• _Your instructions_:
List the lines of this listing that hold the word "type".

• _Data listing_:
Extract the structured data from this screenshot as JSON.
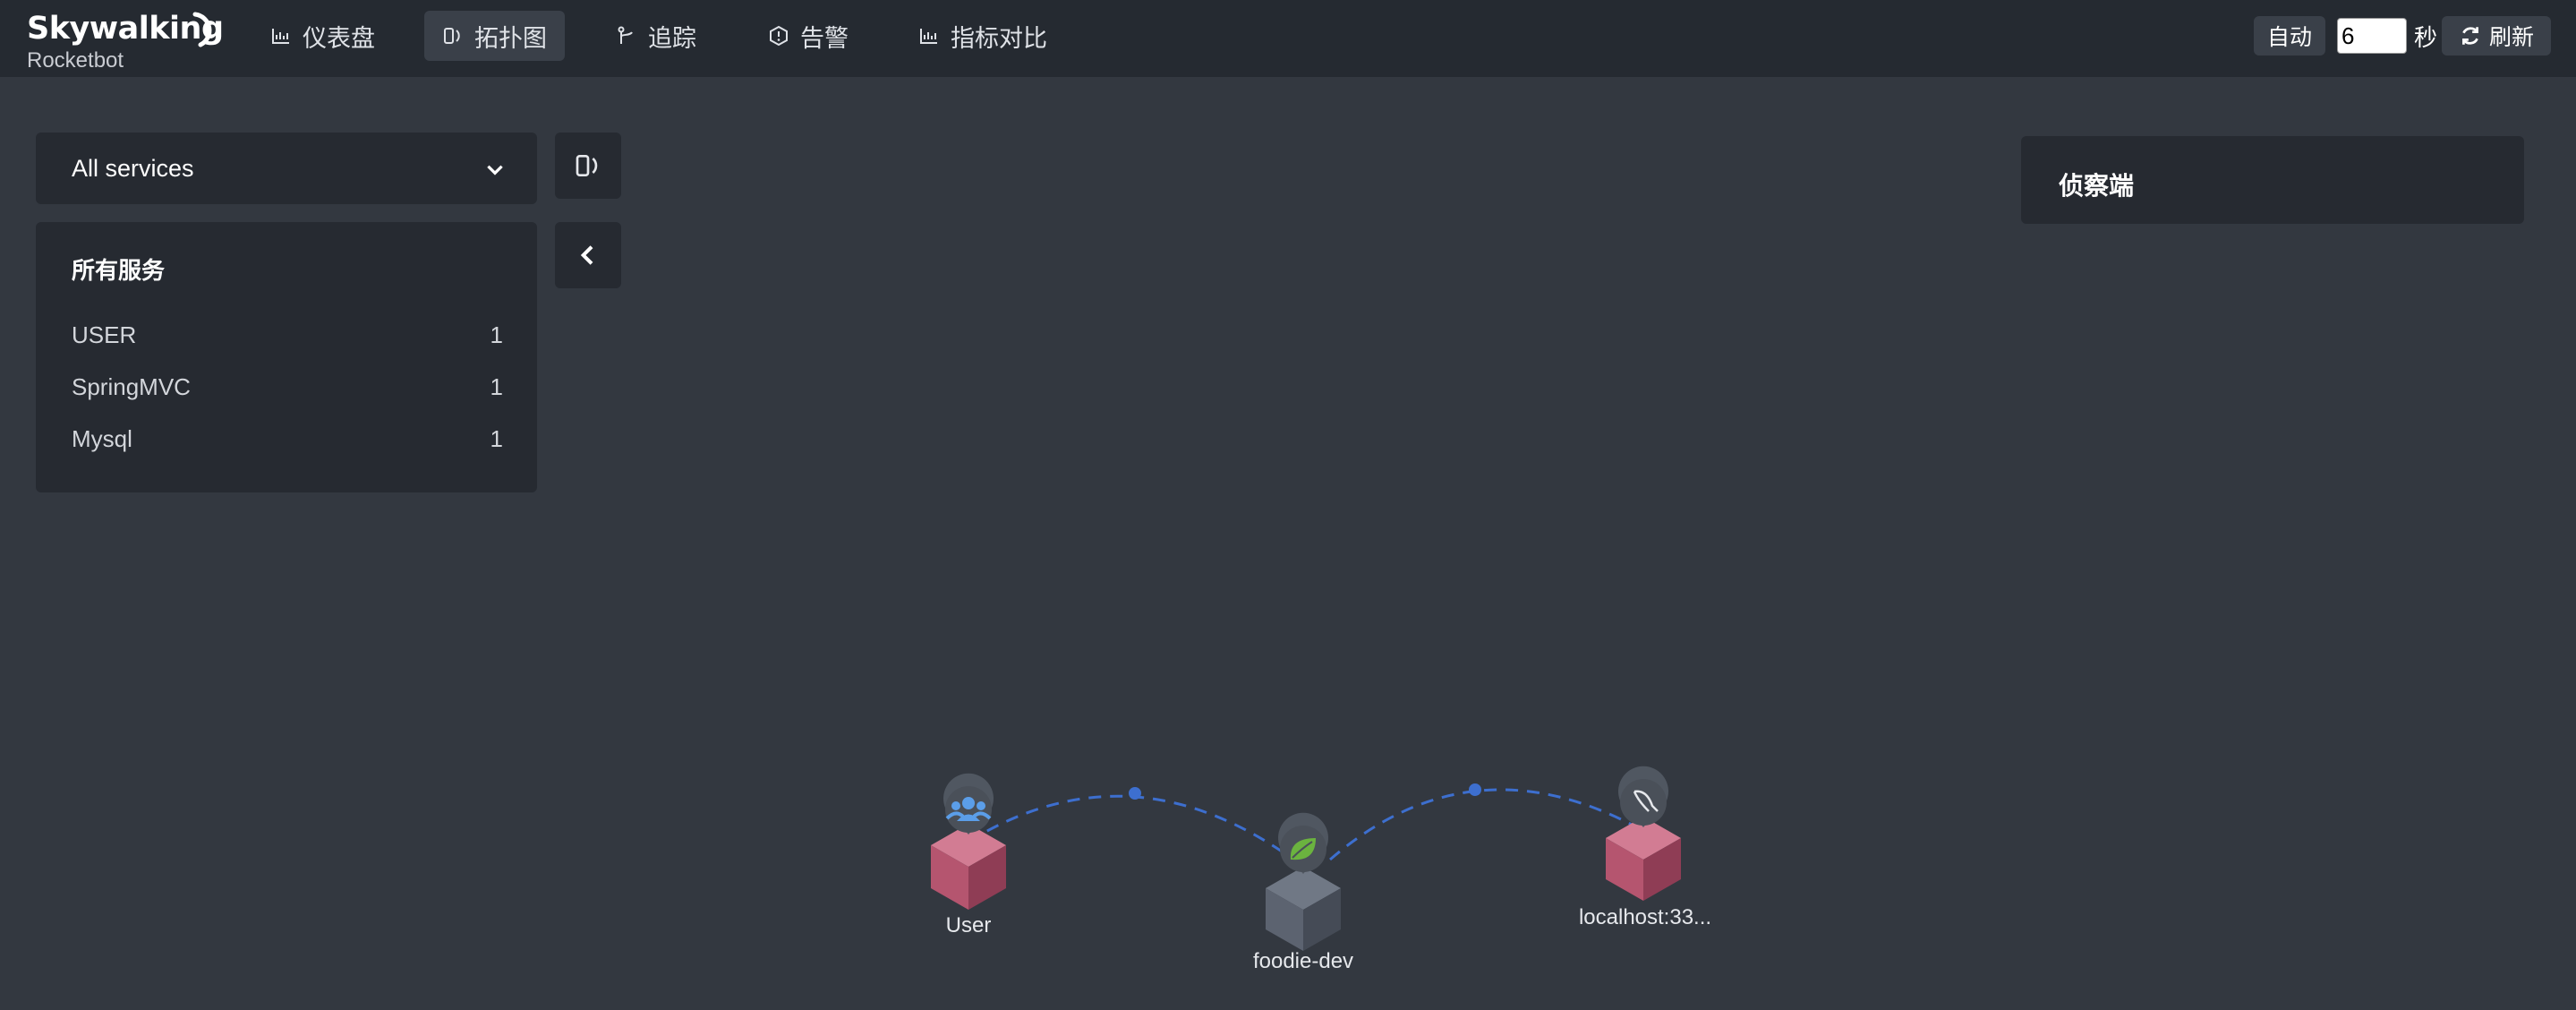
{
  "header": {
    "logo_brand": "Skywalking",
    "logo_sub": "Rocketbot",
    "nav": [
      {
        "label": "仪表盘",
        "icon": "chart-icon"
      },
      {
        "label": "拓扑图",
        "icon": "topology-icon",
        "active": true
      },
      {
        "label": "追踪",
        "icon": "trace-icon"
      },
      {
        "label": "告警",
        "icon": "alert-icon"
      },
      {
        "label": "指标对比",
        "icon": "chart-icon"
      }
    ],
    "auto_label": "自动",
    "interval_value": "6",
    "seconds_label": "秒",
    "refresh_label": "刷新"
  },
  "sidebar": {
    "service_select": {
      "value": "All services"
    },
    "services_title": "所有服务",
    "services": [
      {
        "name": "USER",
        "count": "1"
      },
      {
        "name": "SpringMVC",
        "count": "1"
      },
      {
        "name": "Mysql",
        "count": "1"
      }
    ]
  },
  "detector_panel": {
    "title": "侦察端"
  },
  "topology": {
    "nodes": [
      {
        "label": "User",
        "type": "USER",
        "icon": "users-icon"
      },
      {
        "label": "foodie-dev",
        "type": "SpringMVC",
        "icon": "spring-leaf-icon"
      },
      {
        "label": "localhost:33...",
        "type": "Mysql",
        "icon": "mysql-dolphin-icon"
      }
    ]
  },
  "colors": {
    "background": "#333840",
    "topbar": "#252a31",
    "panel": "#262a31",
    "edge": "#3d6fcf",
    "node_pink": "#b5556f",
    "node_gray": "#5c6370"
  }
}
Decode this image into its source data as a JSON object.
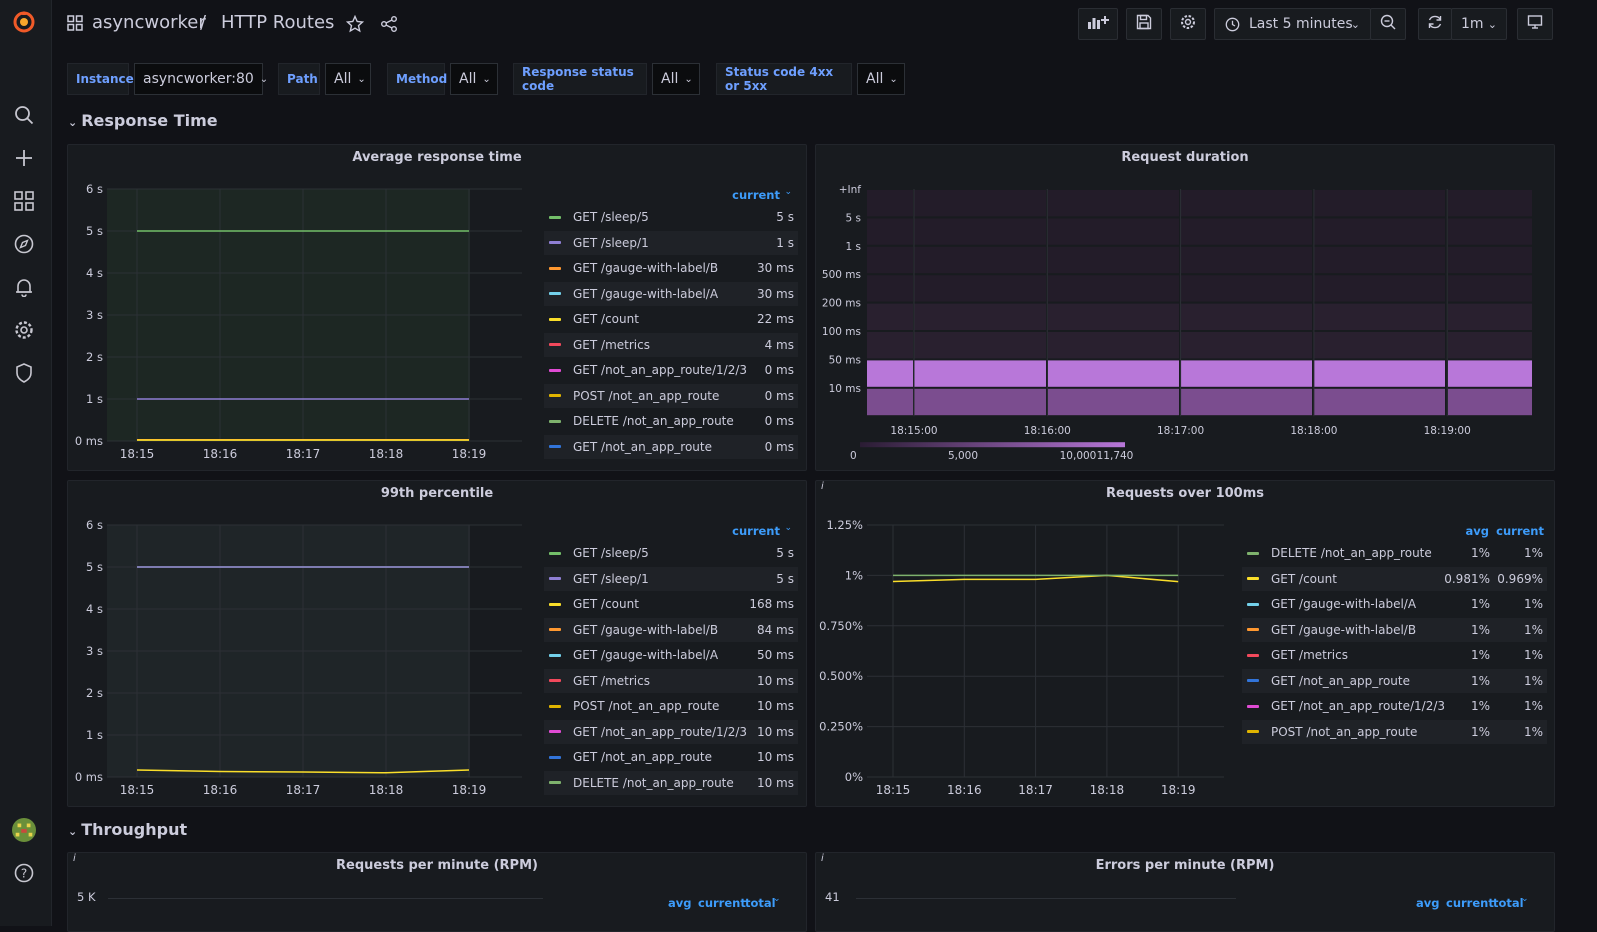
{
  "topbar": {
    "crumb_folder": "asyncworker",
    "crumb_sep": "/",
    "crumb_title": "HTTP Routes",
    "time_range": "Last 5 minutes",
    "refresh": "1m"
  },
  "variables": [
    {
      "label": "Instance",
      "value": "asyncworker:80"
    },
    {
      "label": "Path",
      "value": "All"
    },
    {
      "label": "Method",
      "value": "All"
    },
    {
      "label": "Response status code",
      "value": "All"
    },
    {
      "label": "Status code 4xx or 5xx",
      "value": "All"
    }
  ],
  "rows": {
    "response_time": "Response Time",
    "throughput": "Throughput"
  },
  "panels": {
    "avg_response": {
      "title": "Average response time",
      "legend_header": "current",
      "legend": [
        {
          "name": "GET /sleep/5",
          "value": "5 s",
          "color": "#73bf69"
        },
        {
          "name": "GET /sleep/1",
          "value": "1 s",
          "color": "#8f7fd4"
        },
        {
          "name": "GET /gauge-with-label/B",
          "value": "30 ms",
          "color": "#ff9830"
        },
        {
          "name": "GET /gauge-with-label/A",
          "value": "30 ms",
          "color": "#73d0ea"
        },
        {
          "name": "GET /count",
          "value": "22 ms",
          "color": "#fade2a"
        },
        {
          "name": "GET /metrics",
          "value": "4 ms",
          "color": "#f2495c"
        },
        {
          "name": "GET /not_an_app_route/1/2/3",
          "value": "0 ms",
          "color": "#e04bd4"
        },
        {
          "name": "POST /not_an_app_route",
          "value": "0 ms",
          "color": "#e0b400"
        },
        {
          "name": "DELETE /not_an_app_route",
          "value": "0 ms",
          "color": "#7eb26d"
        },
        {
          "name": "GET /not_an_app_route",
          "value": "0 ms",
          "color": "#3274d9"
        }
      ]
    },
    "request_duration": {
      "title": "Request duration",
      "y_buckets": [
        "+Inf",
        "5 s",
        "1 s",
        "500 ms",
        "200 ms",
        "100 ms",
        "50 ms",
        "10 ms"
      ],
      "x_ticks": [
        "18:15:00",
        "18:16:00",
        "18:17:00",
        "18:18:00",
        "18:19:00"
      ],
      "scale_labels": [
        "0",
        "5,000",
        "10,000",
        "11,740"
      ]
    },
    "p99": {
      "title": "99th percentile",
      "legend_header": "current",
      "legend": [
        {
          "name": "GET /sleep/5",
          "value": "5 s",
          "color": "#73bf69"
        },
        {
          "name": "GET /sleep/1",
          "value": "5 s",
          "color": "#8f7fd4"
        },
        {
          "name": "GET /count",
          "value": "168 ms",
          "color": "#fade2a"
        },
        {
          "name": "GET /gauge-with-label/B",
          "value": "84 ms",
          "color": "#ff9830"
        },
        {
          "name": "GET /gauge-with-label/A",
          "value": "50 ms",
          "color": "#73d0ea"
        },
        {
          "name": "GET /metrics",
          "value": "10 ms",
          "color": "#f2495c"
        },
        {
          "name": "POST /not_an_app_route",
          "value": "10 ms",
          "color": "#e0b400"
        },
        {
          "name": "GET /not_an_app_route/1/2/3",
          "value": "10 ms",
          "color": "#e04bd4"
        },
        {
          "name": "GET /not_an_app_route",
          "value": "10 ms",
          "color": "#3274d9"
        },
        {
          "name": "DELETE /not_an_app_route",
          "value": "10 ms",
          "color": "#7eb26d"
        }
      ]
    },
    "over_100ms": {
      "title": "Requests over 100ms",
      "legend_headers": [
        "avg",
        "current"
      ],
      "legend": [
        {
          "name": "DELETE /not_an_app_route",
          "avg": "1%",
          "current": "1%",
          "color": "#7eb26d"
        },
        {
          "name": "GET /count",
          "avg": "0.981%",
          "current": "0.969%",
          "color": "#fade2a"
        },
        {
          "name": "GET /gauge-with-label/A",
          "avg": "1%",
          "current": "1%",
          "color": "#73d0ea"
        },
        {
          "name": "GET /gauge-with-label/B",
          "avg": "1%",
          "current": "1%",
          "color": "#ff9830"
        },
        {
          "name": "GET /metrics",
          "avg": "1%",
          "current": "1%",
          "color": "#f2495c"
        },
        {
          "name": "GET /not_an_app_route",
          "avg": "1%",
          "current": "1%",
          "color": "#3274d9"
        },
        {
          "name": "GET /not_an_app_route/1/2/3",
          "avg": "1%",
          "current": "1%",
          "color": "#e04bd4"
        },
        {
          "name": "POST /not_an_app_route",
          "avg": "1%",
          "current": "1%",
          "color": "#e0b400"
        }
      ]
    },
    "rpm": {
      "title": "Requests per minute (RPM)",
      "y_top": "5 K",
      "legend_headers": [
        "avg",
        "current",
        "total"
      ]
    },
    "epm": {
      "title": "Errors per minute (RPM)",
      "y_top": "41",
      "legend_headers": [
        "avg",
        "current",
        "total"
      ]
    }
  },
  "chart_data": [
    {
      "type": "line",
      "title": "Average response time",
      "x": [
        "18:15",
        "18:16",
        "18:17",
        "18:18",
        "18:19"
      ],
      "y_ticks": [
        "0 ms",
        "1 s",
        "2 s",
        "3 s",
        "4 s",
        "5 s",
        "6 s"
      ],
      "ylim": [
        0,
        6
      ],
      "series": [
        {
          "name": "GET /sleep/5",
          "values": [
            5,
            5,
            5,
            5,
            5
          ]
        },
        {
          "name": "GET /sleep/1",
          "values": [
            1,
            1,
            1,
            1,
            1
          ]
        },
        {
          "name": "GET /gauge-with-label/B",
          "values": [
            0.03,
            0.03,
            0.03,
            0.03,
            0.03
          ]
        },
        {
          "name": "GET /count",
          "values": [
            0.022,
            0.022,
            0.022,
            0.022,
            0.022
          ]
        }
      ]
    },
    {
      "type": "heatmap",
      "title": "Request duration",
      "x": [
        "18:15:00",
        "18:16:00",
        "18:17:00",
        "18:18:00",
        "18:19:00"
      ],
      "y": [
        "10 ms",
        "50 ms",
        "100 ms",
        "200 ms",
        "500 ms",
        "1 s",
        "5 s",
        "+Inf"
      ],
      "scale": [
        0,
        11740
      ]
    },
    {
      "type": "line",
      "title": "99th percentile",
      "x": [
        "18:15",
        "18:16",
        "18:17",
        "18:18",
        "18:19"
      ],
      "y_ticks": [
        "0 ms",
        "1 s",
        "2 s",
        "3 s",
        "4 s",
        "5 s",
        "6 s"
      ],
      "ylim": [
        0,
        6
      ],
      "series": [
        {
          "name": "GET /sleep/5",
          "values": [
            5,
            5,
            5,
            5,
            5
          ]
        },
        {
          "name": "GET /sleep/1",
          "values": [
            5,
            5,
            5,
            5,
            5
          ]
        },
        {
          "name": "GET /count",
          "values": [
            0.168,
            0.13,
            0.12,
            0.1,
            0.168
          ]
        }
      ]
    },
    {
      "type": "line",
      "title": "Requests over 100ms",
      "x": [
        "18:15",
        "18:16",
        "18:17",
        "18:18",
        "18:19"
      ],
      "y_ticks": [
        "0%",
        "0.250%",
        "0.500%",
        "0.750%",
        "1%",
        "1.25%"
      ],
      "ylim": [
        0,
        1.25
      ],
      "series": [
        {
          "name": "GET /count",
          "values": [
            0.97,
            0.98,
            0.98,
            1,
            0.969
          ]
        },
        {
          "name": "DELETE /not_an_app_route",
          "values": [
            1,
            1,
            1,
            1,
            1
          ]
        }
      ]
    }
  ]
}
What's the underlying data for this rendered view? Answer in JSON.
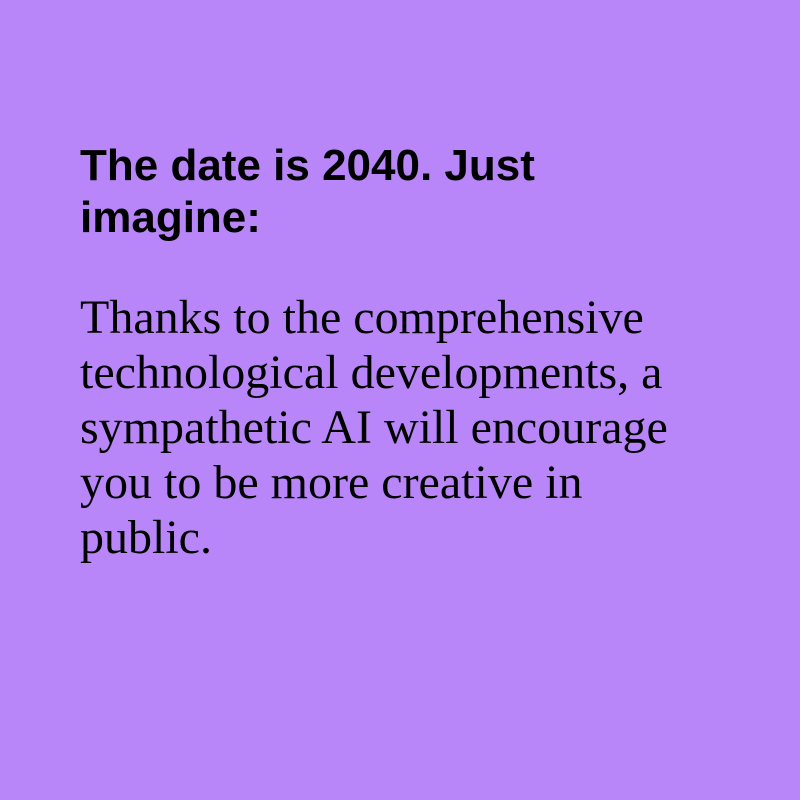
{
  "theme": {
    "background_color": "#b886f9",
    "text_color": "#000000"
  },
  "card": {
    "headline": "The date is 2040. Just imagine:",
    "body": "Thanks to the comprehensive technological developments, a sympathetic AI will encourage you to be more creative in public."
  }
}
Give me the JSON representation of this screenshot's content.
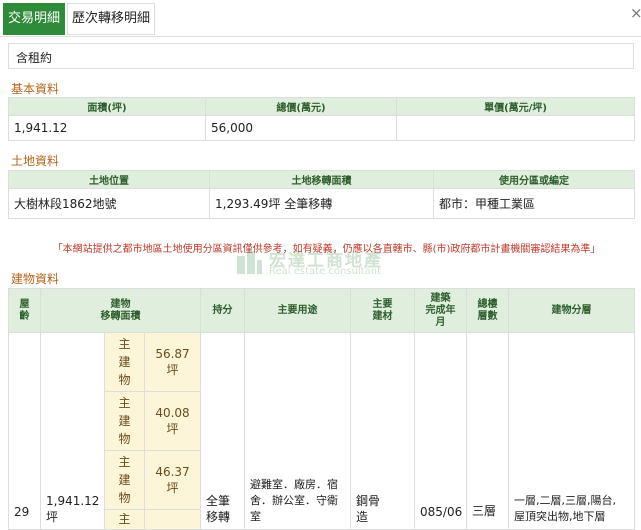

• _Exercise answer_:
        "type": "USER",
        "type": "SpringMVC",
        "type": "Mysql",
      "type": "line",
      "type": "heatmap",
      "type": "line",
      "type": "line",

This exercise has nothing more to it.